● **RAW DATA**:
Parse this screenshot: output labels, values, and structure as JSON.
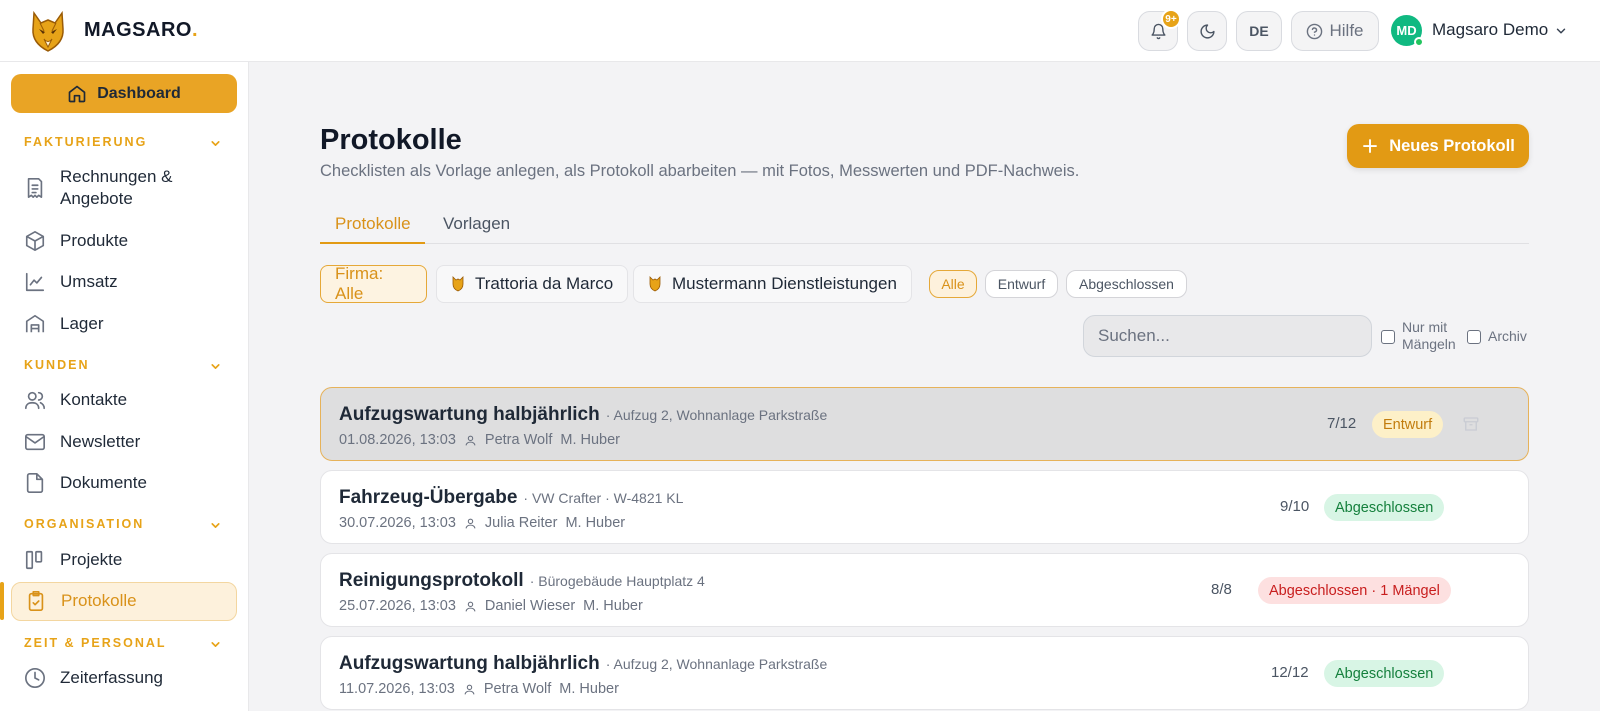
{
  "header": {
    "brand_name": "MAGSARO",
    "brand_dot": ".",
    "notification_badge": "9+",
    "language": "DE",
    "help_label": "Hilfe",
    "avatar_initials": "MD",
    "user_name": "Magsaro Demo"
  },
  "sidebar": {
    "dashboard": "Dashboard",
    "sections": [
      {
        "title": "FAKTURIERUNG",
        "items": [
          {
            "label": "Rechnungen &",
            "label2": "Angebote",
            "icon": "receipt-icon"
          },
          {
            "label": "Produkte",
            "icon": "box-icon"
          },
          {
            "label": "Umsatz",
            "icon": "chart-icon"
          },
          {
            "label": "Lager",
            "icon": "warehouse-icon"
          }
        ]
      },
      {
        "title": "KUNDEN",
        "items": [
          {
            "label": "Kontakte",
            "icon": "users-icon"
          },
          {
            "label": "Newsletter",
            "icon": "mail-icon"
          },
          {
            "label": "Dokumente",
            "icon": "document-icon"
          }
        ]
      },
      {
        "title": "ORGANISATION",
        "items": [
          {
            "label": "Projekte",
            "icon": "kanban-icon"
          },
          {
            "label": "Protokolle",
            "icon": "clipboard-check-icon",
            "active": true
          }
        ]
      },
      {
        "title": "ZEIT & PERSONAL",
        "items": [
          {
            "label": "Zeiterfassung",
            "icon": "clock-icon"
          }
        ]
      }
    ]
  },
  "page": {
    "title": "Protokolle",
    "subtitle": "Checklisten als Vorlage anlegen, als Protokoll abarbeiten — mit Fotos, Messwerten und PDF-Nachweis.",
    "new_button": "Neues Protokoll",
    "tabs": [
      {
        "label": "Protokolle",
        "active": true
      },
      {
        "label": "Vorlagen",
        "active": false
      }
    ],
    "company_filter": {
      "label": "Firma: Alle",
      "companies": [
        "Trattoria da Marco",
        "Mustermann Dienstleistungen"
      ]
    },
    "status_filters": [
      {
        "label": "Alle",
        "active": true
      },
      {
        "label": "Entwurf"
      },
      {
        "label": "Abgeschlossen"
      }
    ],
    "search_placeholder": "Suchen...",
    "checkbox_defects": {
      "line1": "Nur mit",
      "line2": "Mängeln"
    },
    "checkbox_archive": "Archiv"
  },
  "protocols": [
    {
      "title": "Aufzugswartung halbjährlich",
      "subject": "· Aufzug 2, Wohnanlage Parkstraße",
      "date": "01.08.2026, 13:03",
      "person": "Petra Wolf",
      "supervisor": "M. Huber",
      "count": "7/12",
      "status": "Entwurf",
      "status_type": "draft"
    },
    {
      "title": "Fahrzeug-Übergabe",
      "subject": "· VW Crafter · W-4821 KL",
      "date": "30.07.2026, 13:03",
      "person": "Julia Reiter",
      "supervisor": "M. Huber",
      "count": "9/10",
      "status": "Abgeschlossen",
      "status_type": "done"
    },
    {
      "title": "Reinigungsprotokoll",
      "subject": "· Bürogebäude Hauptplatz 4",
      "date": "25.07.2026, 13:03",
      "person": "Daniel Wieser",
      "supervisor": "M. Huber",
      "count": "8/8",
      "status": "Abgeschlossen · 1 Mängel",
      "status_type": "defect"
    },
    {
      "title": "Aufzugswartung halbjährlich",
      "subject": "· Aufzug 2, Wohnanlage Parkstraße",
      "date": "11.07.2026, 13:03",
      "person": "Petra Wolf",
      "supervisor": "M. Huber",
      "count": "12/12",
      "status": "Abgeschlossen",
      "status_type": "done"
    }
  ],
  "colors": {
    "accent": "#e29a14",
    "draft": "#c27c0e",
    "done": "#15803d",
    "defect": "#c81e1e"
  }
}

● **WORK TO COMPLETE**: Go through the listing above and list every line that has the word "Protokolle".

● **RESPONSE TO THIS EXERCISE**:
            "label": "Protokolle",
    "title": "Protokolle",
        "label": "Protokolle",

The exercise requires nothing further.